**Task instructions:** Convert the material from the line with "x-tick-label: 521 14.06.98" to the line with "legend-label: 20:1 w9c xyxy=(1583,71,1647,91)", both included, into a JSON list of strings with one string per line and blank lines omitted.

==============================

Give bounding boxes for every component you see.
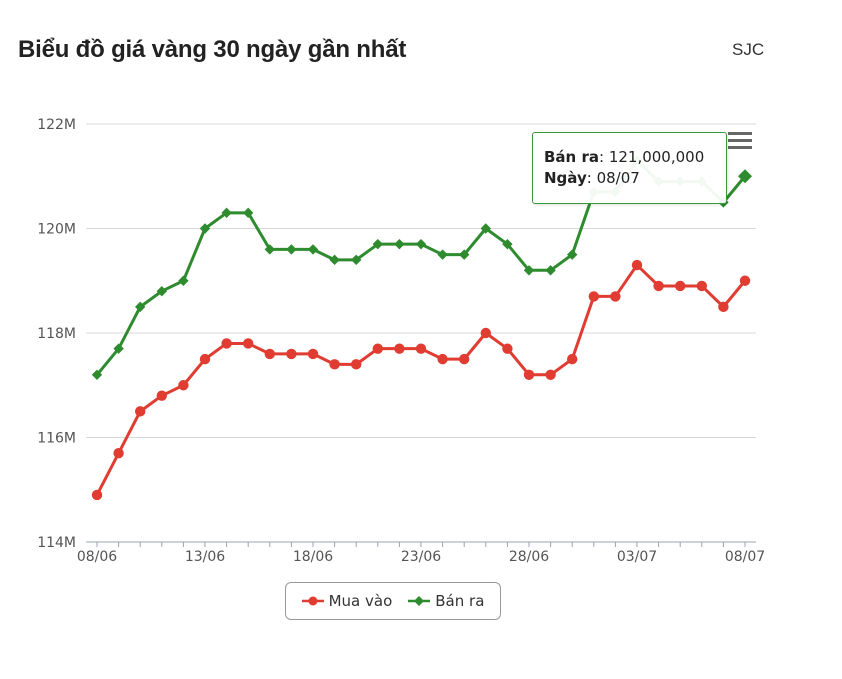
y-tick-label: 114M xyxy=(37,535,76,551)
legend-item-ban-ra[interactable]: Bán ra xyxy=(408,592,484,610)
data-point xyxy=(91,489,103,501)
data-point xyxy=(459,249,470,260)
tooltip-date: 08/07 xyxy=(596,169,640,187)
data-point xyxy=(545,265,556,276)
x-tick-label: 13/06 xyxy=(185,549,225,565)
data-point xyxy=(135,301,146,313)
data-point xyxy=(437,353,448,365)
data-point xyxy=(523,369,535,380)
x-tick-label: 03/07 xyxy=(617,549,657,565)
x-tick-label: 23/06 xyxy=(401,549,441,565)
data-point xyxy=(199,353,211,365)
data-point xyxy=(415,238,427,250)
data-point xyxy=(437,249,448,260)
tooltip-series-label: Bán ra xyxy=(544,148,599,166)
data-point xyxy=(502,238,513,250)
data-point xyxy=(567,353,578,365)
data-point xyxy=(178,275,189,286)
x-tick-label: 18/06 xyxy=(293,549,333,565)
data-point xyxy=(394,238,405,250)
x-axis: 08/06 13/06 18/06 23/06 28/06 03/07 08/07 xyxy=(77,542,765,565)
data-point xyxy=(243,207,254,219)
chart-tooltip: Bán ra: 121,000,000 Ngày: 08/07 xyxy=(532,132,727,204)
data-point xyxy=(178,380,189,391)
page-title: Biểu đồ giá vàng 30 ngày gần nhất xyxy=(18,36,407,63)
legend-item-mua-vao[interactable]: Mua vào xyxy=(301,592,393,610)
data-point xyxy=(221,207,232,219)
tooltip-value-row: Bán ra: 121,000,000 xyxy=(544,148,705,166)
menu-bar xyxy=(728,146,752,149)
data-point xyxy=(459,353,470,365)
data-point xyxy=(372,343,383,354)
y-tick-label: 116M xyxy=(37,431,76,447)
y-axis: 114M 116M 118M 120M 122M xyxy=(37,117,76,551)
tooltip-date-row: Ngày: 08/07 xyxy=(544,169,640,187)
legend-circle-icon xyxy=(301,596,324,606)
data-point xyxy=(738,169,752,184)
data-point xyxy=(286,244,297,255)
data-point xyxy=(199,223,211,234)
data-point xyxy=(264,348,275,360)
data-point xyxy=(351,254,362,266)
y-tick-label: 120M xyxy=(37,222,76,238)
data-point xyxy=(243,338,254,349)
data-point xyxy=(264,244,275,255)
x-tick-label: 28/06 xyxy=(509,549,549,565)
series-layer xyxy=(91,155,752,501)
tooltip-value: 121,000,000 xyxy=(608,148,705,166)
data-point xyxy=(113,343,124,354)
data-point xyxy=(588,291,599,302)
data-point xyxy=(221,338,232,349)
legend-diamond-icon xyxy=(408,596,431,606)
data-point xyxy=(394,343,405,354)
data-point xyxy=(286,348,297,360)
data-point xyxy=(113,447,124,459)
menu-bar xyxy=(728,139,752,142)
y-tick-label: 118M xyxy=(37,326,76,342)
data-point xyxy=(415,343,427,354)
chart-menu-icon[interactable] xyxy=(728,132,752,152)
data-point xyxy=(135,406,146,417)
data-point xyxy=(502,343,513,354)
data-point xyxy=(653,280,664,292)
brand-label: SJC xyxy=(732,40,765,59)
data-point xyxy=(739,275,751,286)
menu-bar xyxy=(728,132,752,135)
data-point xyxy=(91,369,103,380)
tooltip-date-label: Ngày xyxy=(544,169,587,187)
data-point xyxy=(351,359,362,370)
data-point xyxy=(545,369,556,380)
series-line xyxy=(95,263,747,496)
legend-label: Bán ra xyxy=(435,592,485,610)
data-point xyxy=(631,259,643,271)
x-tick-label: 08/07 xyxy=(725,549,765,565)
data-point xyxy=(156,390,167,401)
chart-legend: Mua vào Bán ra xyxy=(285,582,501,620)
data-point xyxy=(307,348,319,360)
series-mua-vao xyxy=(91,259,751,501)
x-tick-label: 08/06 xyxy=(77,549,117,565)
data-point xyxy=(480,327,491,339)
data-point xyxy=(718,301,729,313)
data-point xyxy=(610,291,621,302)
data-point xyxy=(480,223,491,234)
legend-label: Mua vào xyxy=(328,592,393,610)
data-point xyxy=(329,359,340,370)
data-point xyxy=(567,249,578,260)
y-tick-label: 122M xyxy=(37,117,76,133)
data-point xyxy=(372,238,383,250)
data-point xyxy=(329,254,340,266)
data-point xyxy=(307,244,319,255)
data-point xyxy=(523,265,535,276)
data-point xyxy=(696,280,707,292)
data-point xyxy=(156,286,167,297)
data-point xyxy=(675,280,686,292)
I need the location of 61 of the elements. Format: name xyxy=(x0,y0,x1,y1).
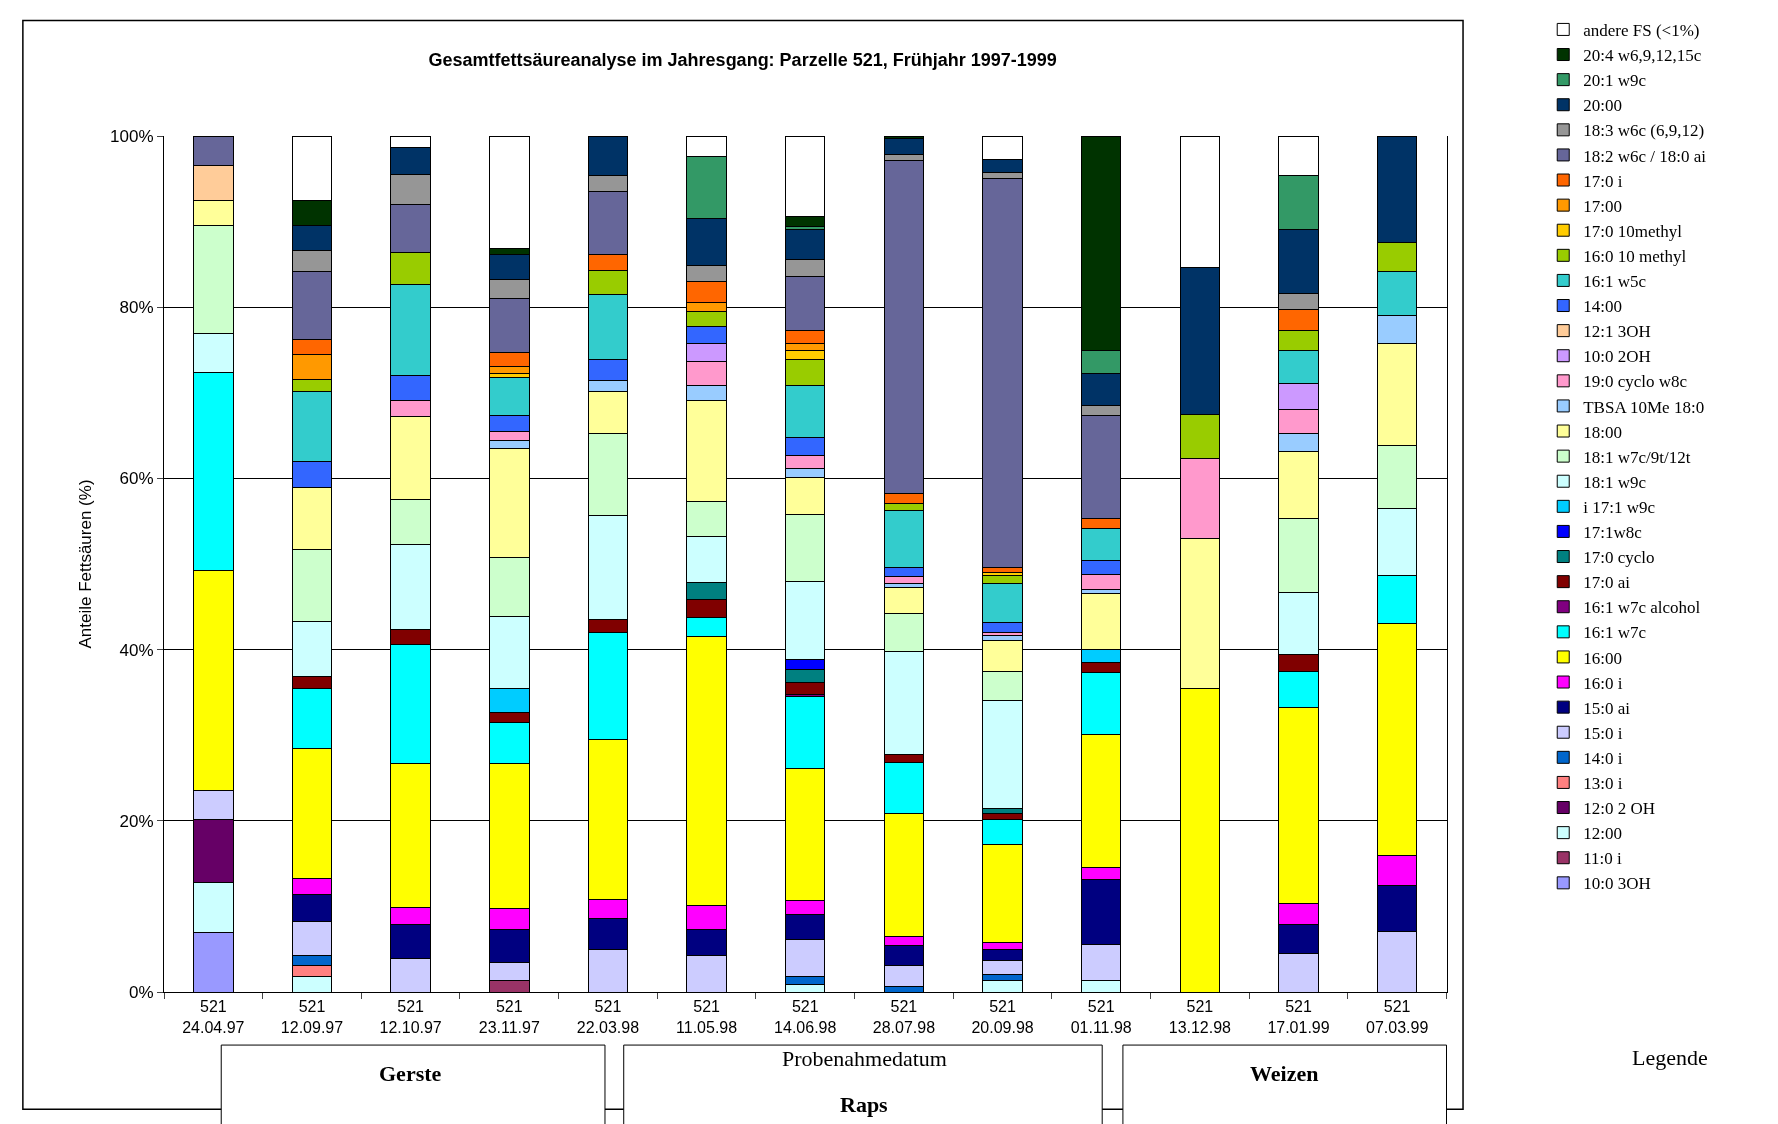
x-tick-label: 521 14.06.98 xyxy=(774,998,837,1036)
legend-label: 14:00 xyxy=(1583,297,1622,317)
x-tick-label: 521 12.09.97 xyxy=(280,998,344,1036)
legend-label: 18:1 w7c/9t/12t xyxy=(1583,447,1691,467)
x-axis-title: Probenahmedatum xyxy=(782,1046,947,1071)
text: Legende xyxy=(1632,1045,1708,1070)
legend-label: 18:00 xyxy=(1583,422,1622,442)
y-axis-title: Anteile Fettsäuren (%) xyxy=(75,479,95,649)
legend-label: 16:1 w7c xyxy=(1583,623,1647,643)
y-tick-label: 80% xyxy=(119,298,154,318)
legend-label: 10:0 3OH xyxy=(1583,874,1651,894)
legend-label: 20:4 w6,9,12,15c xyxy=(1583,46,1702,66)
legend-label: TBSA 10Me 18:0 xyxy=(1583,397,1705,417)
chart-title: Gesamtfettsäureanalyse im Jahresgang: Parzelle 521, Frühjahr 1997-1999 xyxy=(428,49,1057,70)
x-tick-label: 521 24.04.97 xyxy=(182,998,245,1036)
legend-label: 16:1 w5c xyxy=(1583,272,1647,292)
x-tick-label: 521 11.05.98 xyxy=(676,998,738,1036)
x-tick-label: 521 20.09.98 xyxy=(971,998,1034,1036)
legend-label: i 17:1 w9c xyxy=(1583,497,1656,517)
legend-label: 17:0 ai xyxy=(1583,573,1631,593)
legend-label: 17:0 i xyxy=(1583,171,1623,191)
legend-label: 13:0 i xyxy=(1583,774,1623,794)
legend-label: 16:0 i xyxy=(1583,673,1623,693)
legend-label: 20:1 w9c xyxy=(1583,71,1647,91)
x-tick-label: 521 12.10.97 xyxy=(379,998,442,1036)
y-tick-label: 40% xyxy=(119,640,154,660)
legend-label: 17:1w8c xyxy=(1583,523,1643,543)
legend-label: 17:00 xyxy=(1583,196,1622,216)
legend-label: 12:00 xyxy=(1583,824,1622,844)
y-tick-label: 100% xyxy=(110,126,154,146)
legend-label: 17:0 10methyl xyxy=(1583,221,1683,241)
legend-label: 12:1 3OH xyxy=(1583,322,1651,342)
legend-label: 20:00 xyxy=(1583,96,1622,116)
text: Gerste xyxy=(379,1061,442,1086)
legend-label: 17:0 cyclo xyxy=(1583,548,1655,568)
x-tick-label: 521 01.11.98 xyxy=(1070,998,1132,1036)
legend-label: andere FS (<1%) xyxy=(1583,21,1700,41)
legend-label: 11:0 i xyxy=(1583,849,1623,869)
legend-label: 16:00 xyxy=(1583,648,1622,668)
x-tick-label: 521 07.03.99 xyxy=(1366,998,1429,1036)
x-tick-label: 521 23.11.97 xyxy=(478,998,540,1036)
legend-label: 15:0 i xyxy=(1583,723,1623,743)
legend-label: 15:0 ai xyxy=(1583,698,1631,718)
legend-label: 18:2 w6c / 18:0 ai xyxy=(1583,146,1707,166)
text: Weizen xyxy=(1250,1061,1319,1086)
legend-label: 14:0 i xyxy=(1583,748,1623,768)
y-tick-label: 60% xyxy=(119,469,154,489)
legend-label: 10:0 2OH xyxy=(1583,347,1651,367)
legend-label: 19:0 cyclo w8c xyxy=(1583,372,1688,392)
legend-label: 12:0 2 OH xyxy=(1583,799,1656,819)
y-tick-label: 0% xyxy=(129,982,154,1002)
text: Raps xyxy=(840,1092,889,1117)
legend-label: 18:1 w9c xyxy=(1583,472,1647,492)
x-tick-label: 521 28.07.98 xyxy=(872,998,936,1036)
legend-label: 16:1 w7c alcohol xyxy=(1583,598,1701,618)
y-tick-label: 20% xyxy=(119,811,154,831)
x-tick-label: 521 13.12.98 xyxy=(1168,998,1232,1036)
x-tick-label: 521 22.03.98 xyxy=(576,998,640,1036)
legend-label: 16:0 10 methyl xyxy=(1583,246,1687,266)
legend-label: 18:3 w6c (6,9,12) xyxy=(1583,121,1705,141)
x-tick-label: 521 17.01.99 xyxy=(1267,998,1330,1036)
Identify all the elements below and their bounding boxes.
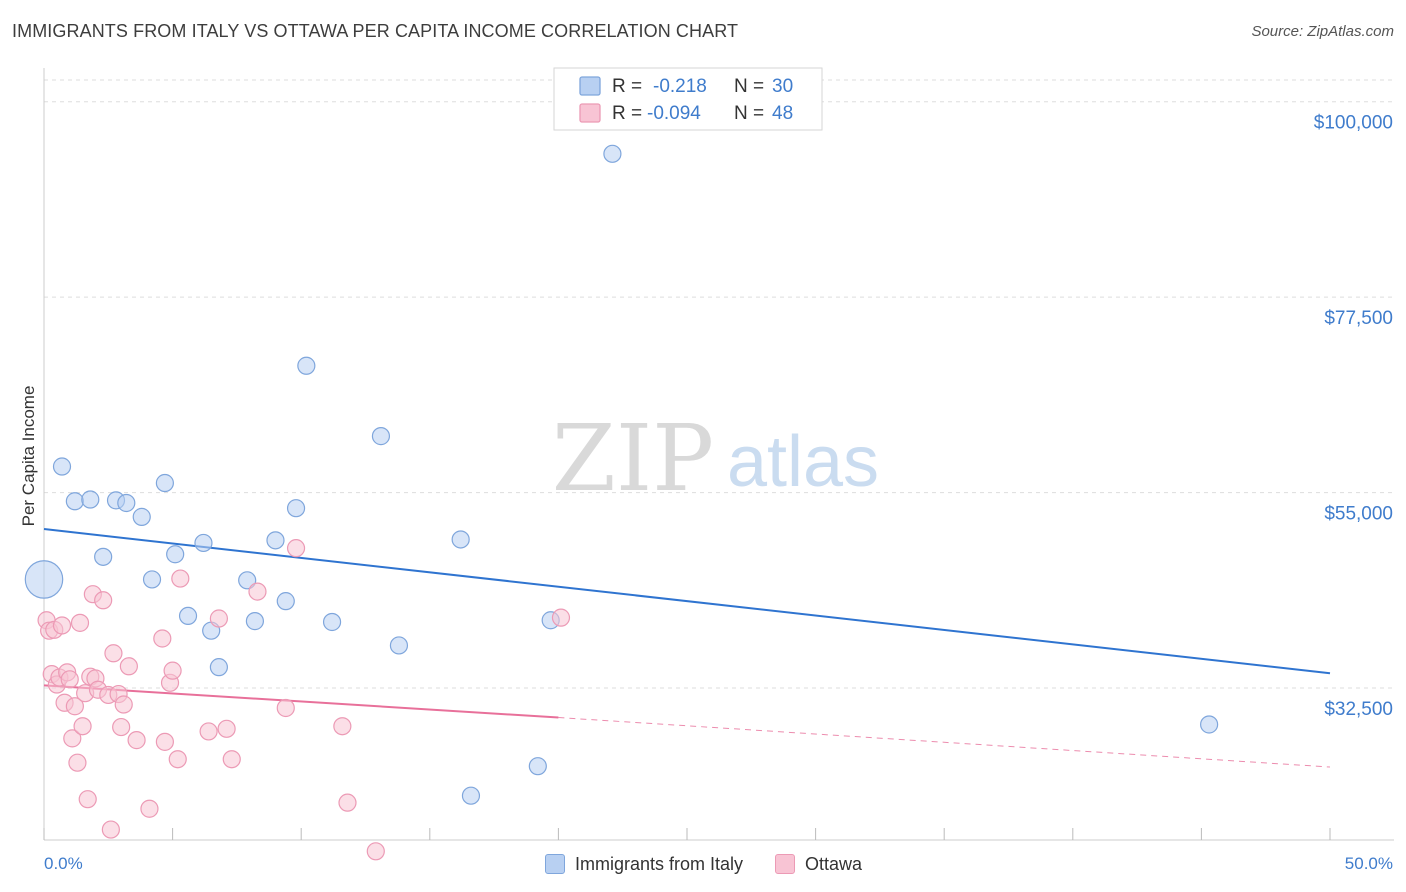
data-point-italy: [178, 606, 198, 626]
data-point-ottawa: [333, 717, 352, 736]
chart-title: IMMIGRANTS FROM ITALY VS OTTAWA PER CAPI…: [12, 21, 739, 41]
y-tick-label: $55,000: [1324, 504, 1393, 525]
data-point-ottawa: [52, 616, 72, 635]
data-point-ottawa: [168, 750, 187, 769]
data-point-ottawa: [119, 657, 138, 676]
trend-line-ottawa-dashed: [558, 717, 1331, 768]
stats-n-value-blue: 30: [772, 76, 793, 97]
data-point-ottawa: [217, 719, 236, 738]
stats-n-value-pink: 48: [772, 103, 793, 124]
data-point-italy: [603, 144, 622, 163]
data-point-ottawa: [101, 820, 120, 839]
data-point-italy: [52, 457, 72, 476]
data-point-ottawa: [68, 753, 87, 772]
data-point-ottawa: [209, 609, 228, 628]
data-point-italy: [1200, 715, 1219, 734]
stats-r-label-blue: R =: [612, 76, 642, 97]
data-point-italy: [371, 427, 391, 446]
data-point-italy: [194, 533, 213, 553]
stats-swatch-blue: [579, 76, 601, 96]
x-tick-label-min: 0.0%: [44, 854, 83, 873]
y-axis-label: Per Capita Income: [19, 386, 38, 527]
data-point-ottawa: [65, 697, 84, 716]
data-point-italy: [166, 545, 185, 564]
data-point-ottawa: [94, 591, 113, 610]
data-point-ottawa: [222, 750, 241, 769]
data-point-ottawa: [248, 582, 267, 601]
stats-r-label-pink: R =: [612, 103, 642, 124]
stats-r-value-blue: -0.218: [653, 76, 707, 97]
data-point-italy: [238, 571, 257, 590]
stats-n-label-blue: N =: [734, 76, 764, 97]
data-point-ottawa: [276, 698, 295, 718]
data-point-italy: [117, 493, 136, 513]
x-tick-label-max: 50.0%: [1345, 854, 1393, 873]
data-point-italy: [209, 658, 228, 677]
watermark-atlas: atlas: [727, 422, 879, 502]
data-point-ottawa: [127, 731, 146, 750]
source-label: Source: ZipAtlas.com: [1251, 23, 1394, 40]
data-point-italy: [461, 786, 481, 805]
y-tick-label: $100,000: [1314, 113, 1393, 134]
watermark-zip: ZIP: [552, 405, 714, 512]
y-tick-label: $77,500: [1324, 308, 1393, 329]
data-point-ottawa: [73, 717, 92, 736]
data-point-italy: [297, 356, 316, 375]
data-point-ottawa: [366, 842, 385, 861]
legend-item-italy[interactable]: Immigrants from Italy: [545, 854, 743, 875]
data-point-italy: [142, 570, 162, 589]
data-point-ottawa: [338, 793, 357, 812]
stats-legend: R = -0.218 N = 30 R = -0.094 N = 48: [553, 67, 823, 131]
data-point-italy: [245, 612, 265, 631]
trend-line-italy: [43, 528, 1331, 675]
data-point-italy: [286, 499, 306, 518]
data-point-ottawa: [70, 613, 90, 632]
data-point-italy: [451, 530, 470, 549]
data-point-italy: [322, 612, 342, 632]
data-point-ottawa: [199, 722, 218, 741]
data-point-italy: [132, 507, 151, 526]
data-point-ottawa: [171, 569, 190, 588]
y-tick-label: $32,500: [1324, 699, 1393, 720]
data-point-ottawa: [63, 729, 82, 748]
stats-r-value-pink: -0.094: [647, 103, 701, 124]
watermark: ZIP atlas: [552, 405, 879, 512]
data-point-ottawa: [551, 608, 571, 627]
data-point-italy: [65, 492, 84, 511]
data-point-ottawa: [60, 670, 79, 689]
data-point-ottawa: [153, 629, 172, 648]
series-legend: Immigrants from Italy Ottawa: [545, 852, 884, 876]
legend-label-italy: Immigrants from Italy: [575, 853, 744, 874]
data-point-italy: [24, 560, 64, 599]
legend-swatch-ottawa: [775, 854, 796, 874]
data-point-ottawa: [112, 717, 131, 737]
data-point-italy: [528, 757, 547, 776]
stats-n-label-pink: N =: [734, 103, 764, 124]
data-point-ottawa: [104, 644, 123, 663]
data-point-ottawa: [114, 695, 133, 714]
trend-line-ottawa: [43, 684, 559, 719]
data-point-italy: [266, 531, 285, 550]
data-point-italy: [276, 592, 295, 611]
data-point-italy: [94, 547, 113, 566]
data-point-ottawa: [78, 790, 97, 809]
legend-label-ottawa: Ottawa: [805, 853, 863, 874]
data-point-ottawa: [163, 661, 182, 680]
stats-swatch-pink: [579, 103, 601, 123]
data-point-ottawa: [286, 539, 306, 558]
legend-item-ottawa[interactable]: Ottawa: [775, 854, 862, 875]
data-point-italy: [155, 473, 174, 493]
data-point-italy: [389, 636, 409, 655]
data-point-ottawa: [140, 799, 159, 818]
data-point-italy: [81, 490, 100, 509]
legend-swatch-italy: [545, 854, 565, 874]
data-point-ottawa: [155, 732, 174, 751]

==============================

**Exercise result:**
[
  "x-tick-label: 521 14.06.98 xyxy=(774,998,837,1036)",
  "legend-label: 14:00 xyxy=(1583,297,1622,317)",
  "x-tick-label: 521 12.09.97 xyxy=(280,998,344,1036)",
  "legend-label: 18:1 w7c/9t/12t xyxy=(1583,447,1691,467)",
  "x-axis-title: Probenahmedatum xyxy=(782,1046,947,1071)",
  "text: Legende xyxy=(1632,1045,1708,1070)",
  "legend-label: 18:00 xyxy=(1583,422,1622,442)",
  "y-axis-title: Anteile Fettsäuren (%) xyxy=(75,479,95,649)",
  "legend-label: 16:1 w7c xyxy=(1583,623,1647,643)",
  "y-tick-label: 80% xyxy=(119,298,154,318)",
  "legend-label: 10:0 3OH xyxy=(1583,874,1651,894)",
  "legend-label: 20:4 w6,9,12,15c xyxy=(1583,46,1702,66)",
  "legend-label: TBSA 10Me 18:0 xyxy=(1583,397,1705,417)",
  "chart-title: Gesamtfettsäureanalyse im Jahresgang: Parzelle 521, Frühjahr 1997-1999 xyxy=(428,49,1057,70)",
  "x-tick-label: 521 24.04.97 xyxy=(182,998,245,1036)",
  "legend-label: 16:1 w5c xyxy=(1583,272,1647,292)",
  "x-tick-label: 521 11.05.98 xyxy=(676,998,738,1036)",
  "x-tick-label: 521 20.09.98 xyxy=(971,998,1034,1036)",
  "legend-label: i 17:1 w9c xyxy=(1583,497,1656,517)",
  "legend-label: 17:0 ai xyxy=(1583,573,1631,593)",
  "legend-label: 17:0 i xyxy=(1583,171,1623,191)",
  "legend-label: 13:0 i xyxy=(1583,774,1623,794)",
  "legend-label: 16:0 i xyxy=(1583,673,1623,693)",
  "legend-label: 20:1 w9c xyxy=(1583,71,1647,91)"
]